*STATED EXERCISE*
Collect all the lines that mention the word "text".

───

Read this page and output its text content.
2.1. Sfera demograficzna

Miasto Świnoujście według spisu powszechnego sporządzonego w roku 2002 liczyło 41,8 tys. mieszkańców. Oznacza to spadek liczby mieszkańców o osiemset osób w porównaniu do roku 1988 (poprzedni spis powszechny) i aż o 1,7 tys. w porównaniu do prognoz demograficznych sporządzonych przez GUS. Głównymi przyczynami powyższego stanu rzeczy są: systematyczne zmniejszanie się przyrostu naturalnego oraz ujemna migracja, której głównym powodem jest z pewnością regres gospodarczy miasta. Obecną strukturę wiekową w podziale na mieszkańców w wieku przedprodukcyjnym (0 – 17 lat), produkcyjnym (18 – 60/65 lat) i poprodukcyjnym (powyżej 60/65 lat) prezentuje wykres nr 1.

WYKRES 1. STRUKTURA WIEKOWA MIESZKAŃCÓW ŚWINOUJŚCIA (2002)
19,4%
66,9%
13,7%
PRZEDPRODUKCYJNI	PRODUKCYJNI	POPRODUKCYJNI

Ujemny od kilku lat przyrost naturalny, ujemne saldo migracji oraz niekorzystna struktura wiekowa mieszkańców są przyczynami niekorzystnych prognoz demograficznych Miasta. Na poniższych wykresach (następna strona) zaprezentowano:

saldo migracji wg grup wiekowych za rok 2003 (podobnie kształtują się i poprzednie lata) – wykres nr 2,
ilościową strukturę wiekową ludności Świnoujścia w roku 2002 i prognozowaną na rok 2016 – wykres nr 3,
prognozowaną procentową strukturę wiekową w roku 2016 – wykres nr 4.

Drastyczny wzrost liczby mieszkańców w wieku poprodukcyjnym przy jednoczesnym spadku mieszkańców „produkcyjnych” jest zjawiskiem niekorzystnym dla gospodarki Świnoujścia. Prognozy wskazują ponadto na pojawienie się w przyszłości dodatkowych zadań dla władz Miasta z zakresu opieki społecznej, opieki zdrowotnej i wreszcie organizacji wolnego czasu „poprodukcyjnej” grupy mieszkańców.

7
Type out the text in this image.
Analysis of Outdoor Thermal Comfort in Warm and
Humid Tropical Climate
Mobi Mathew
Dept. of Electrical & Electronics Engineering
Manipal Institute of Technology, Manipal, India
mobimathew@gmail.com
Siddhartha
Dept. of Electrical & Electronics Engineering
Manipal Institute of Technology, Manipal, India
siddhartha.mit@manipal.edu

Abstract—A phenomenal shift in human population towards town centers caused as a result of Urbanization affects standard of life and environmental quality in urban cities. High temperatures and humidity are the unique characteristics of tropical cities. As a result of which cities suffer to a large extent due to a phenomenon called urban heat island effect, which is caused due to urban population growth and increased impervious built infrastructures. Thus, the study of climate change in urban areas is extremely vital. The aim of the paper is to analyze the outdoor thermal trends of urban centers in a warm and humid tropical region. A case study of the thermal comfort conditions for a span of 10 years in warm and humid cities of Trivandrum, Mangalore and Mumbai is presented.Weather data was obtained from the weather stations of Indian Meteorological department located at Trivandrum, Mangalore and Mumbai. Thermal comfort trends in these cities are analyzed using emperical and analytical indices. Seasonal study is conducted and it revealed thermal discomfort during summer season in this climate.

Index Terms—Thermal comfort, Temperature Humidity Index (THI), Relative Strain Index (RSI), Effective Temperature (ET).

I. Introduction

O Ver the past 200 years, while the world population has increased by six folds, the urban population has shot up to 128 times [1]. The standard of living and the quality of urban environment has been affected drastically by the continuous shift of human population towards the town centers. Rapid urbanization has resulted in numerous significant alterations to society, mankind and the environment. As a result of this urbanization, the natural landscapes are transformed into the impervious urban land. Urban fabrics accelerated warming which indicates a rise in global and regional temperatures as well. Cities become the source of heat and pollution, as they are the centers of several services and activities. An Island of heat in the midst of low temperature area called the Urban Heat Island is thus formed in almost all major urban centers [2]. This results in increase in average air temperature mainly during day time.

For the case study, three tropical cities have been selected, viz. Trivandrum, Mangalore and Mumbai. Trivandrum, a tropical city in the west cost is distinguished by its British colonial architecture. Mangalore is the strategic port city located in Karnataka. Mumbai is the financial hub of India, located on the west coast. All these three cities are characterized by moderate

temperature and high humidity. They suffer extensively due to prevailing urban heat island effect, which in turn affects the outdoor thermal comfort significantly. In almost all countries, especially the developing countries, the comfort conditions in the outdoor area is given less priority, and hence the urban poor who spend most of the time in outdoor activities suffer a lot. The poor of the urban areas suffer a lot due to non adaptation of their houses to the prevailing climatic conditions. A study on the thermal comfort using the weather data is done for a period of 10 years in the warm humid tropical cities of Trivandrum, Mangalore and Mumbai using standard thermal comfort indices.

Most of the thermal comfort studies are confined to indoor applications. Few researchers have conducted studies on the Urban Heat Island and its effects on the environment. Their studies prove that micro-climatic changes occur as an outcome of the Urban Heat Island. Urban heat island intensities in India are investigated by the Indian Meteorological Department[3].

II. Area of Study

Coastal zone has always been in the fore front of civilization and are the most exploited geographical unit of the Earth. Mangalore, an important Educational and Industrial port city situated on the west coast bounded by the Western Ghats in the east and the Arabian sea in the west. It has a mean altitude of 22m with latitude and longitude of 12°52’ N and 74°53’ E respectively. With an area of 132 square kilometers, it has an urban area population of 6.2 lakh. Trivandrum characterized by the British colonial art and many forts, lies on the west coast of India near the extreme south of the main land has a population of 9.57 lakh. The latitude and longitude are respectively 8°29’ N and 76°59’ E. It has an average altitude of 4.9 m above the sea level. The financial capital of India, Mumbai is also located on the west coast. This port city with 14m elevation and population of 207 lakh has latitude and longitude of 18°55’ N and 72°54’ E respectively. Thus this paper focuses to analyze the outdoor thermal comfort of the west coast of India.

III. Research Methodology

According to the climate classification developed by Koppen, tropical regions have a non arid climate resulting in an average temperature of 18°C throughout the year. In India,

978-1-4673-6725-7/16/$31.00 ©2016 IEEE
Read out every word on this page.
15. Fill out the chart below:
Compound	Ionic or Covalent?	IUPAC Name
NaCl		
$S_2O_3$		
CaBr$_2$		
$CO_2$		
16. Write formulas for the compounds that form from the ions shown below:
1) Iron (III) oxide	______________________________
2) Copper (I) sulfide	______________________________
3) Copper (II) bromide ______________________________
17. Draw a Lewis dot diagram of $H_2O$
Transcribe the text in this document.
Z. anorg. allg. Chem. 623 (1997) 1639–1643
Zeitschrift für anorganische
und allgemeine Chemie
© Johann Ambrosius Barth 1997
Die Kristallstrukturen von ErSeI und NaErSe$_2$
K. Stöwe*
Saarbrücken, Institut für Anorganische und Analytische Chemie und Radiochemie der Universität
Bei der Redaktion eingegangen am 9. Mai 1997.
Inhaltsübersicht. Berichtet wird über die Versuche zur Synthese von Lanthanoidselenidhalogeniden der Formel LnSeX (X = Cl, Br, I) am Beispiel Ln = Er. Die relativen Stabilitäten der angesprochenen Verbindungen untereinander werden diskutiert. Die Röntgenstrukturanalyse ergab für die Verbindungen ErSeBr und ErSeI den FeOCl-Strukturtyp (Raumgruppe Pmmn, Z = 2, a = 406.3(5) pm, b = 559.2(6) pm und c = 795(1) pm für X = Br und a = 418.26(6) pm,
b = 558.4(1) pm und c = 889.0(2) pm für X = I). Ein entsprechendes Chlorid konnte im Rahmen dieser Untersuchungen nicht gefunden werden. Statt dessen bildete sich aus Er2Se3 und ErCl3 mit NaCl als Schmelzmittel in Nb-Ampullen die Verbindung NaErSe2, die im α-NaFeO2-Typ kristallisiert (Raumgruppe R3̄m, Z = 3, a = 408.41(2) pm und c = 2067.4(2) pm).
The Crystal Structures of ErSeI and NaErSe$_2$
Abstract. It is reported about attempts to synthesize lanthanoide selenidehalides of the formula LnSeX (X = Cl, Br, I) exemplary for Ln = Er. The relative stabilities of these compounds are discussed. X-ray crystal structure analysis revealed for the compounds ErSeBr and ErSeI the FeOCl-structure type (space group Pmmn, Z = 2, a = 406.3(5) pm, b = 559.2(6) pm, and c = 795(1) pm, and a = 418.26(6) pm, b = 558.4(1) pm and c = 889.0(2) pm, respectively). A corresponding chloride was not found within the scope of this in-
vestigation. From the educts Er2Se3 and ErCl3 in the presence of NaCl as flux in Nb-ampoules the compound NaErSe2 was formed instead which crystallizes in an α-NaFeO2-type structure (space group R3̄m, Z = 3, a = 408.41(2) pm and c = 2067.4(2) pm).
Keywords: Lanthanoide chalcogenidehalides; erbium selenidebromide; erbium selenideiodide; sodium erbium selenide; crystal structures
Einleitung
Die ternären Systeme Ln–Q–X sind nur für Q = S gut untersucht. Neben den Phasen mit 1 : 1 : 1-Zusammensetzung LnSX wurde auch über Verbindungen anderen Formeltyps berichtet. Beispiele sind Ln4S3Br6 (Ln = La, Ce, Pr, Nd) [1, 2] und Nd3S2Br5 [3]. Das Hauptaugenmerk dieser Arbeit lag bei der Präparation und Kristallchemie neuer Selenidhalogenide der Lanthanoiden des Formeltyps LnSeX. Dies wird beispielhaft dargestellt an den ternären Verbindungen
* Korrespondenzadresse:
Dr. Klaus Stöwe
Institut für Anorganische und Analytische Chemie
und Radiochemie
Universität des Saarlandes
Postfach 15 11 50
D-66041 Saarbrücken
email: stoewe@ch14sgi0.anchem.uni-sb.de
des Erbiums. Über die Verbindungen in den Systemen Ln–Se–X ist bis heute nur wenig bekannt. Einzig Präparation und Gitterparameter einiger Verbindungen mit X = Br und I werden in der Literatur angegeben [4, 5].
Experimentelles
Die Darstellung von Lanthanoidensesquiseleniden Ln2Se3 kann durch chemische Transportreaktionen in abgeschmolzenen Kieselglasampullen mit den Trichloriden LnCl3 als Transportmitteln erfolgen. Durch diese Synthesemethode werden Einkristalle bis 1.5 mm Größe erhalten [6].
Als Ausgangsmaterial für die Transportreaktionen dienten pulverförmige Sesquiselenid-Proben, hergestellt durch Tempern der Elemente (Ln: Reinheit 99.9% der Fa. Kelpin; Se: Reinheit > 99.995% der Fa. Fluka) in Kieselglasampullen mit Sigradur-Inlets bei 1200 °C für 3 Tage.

───

*RESPONSE TO THE TASK*
Read this page and output its text content.
Type out the text in this image.
Transcribe the text in this document.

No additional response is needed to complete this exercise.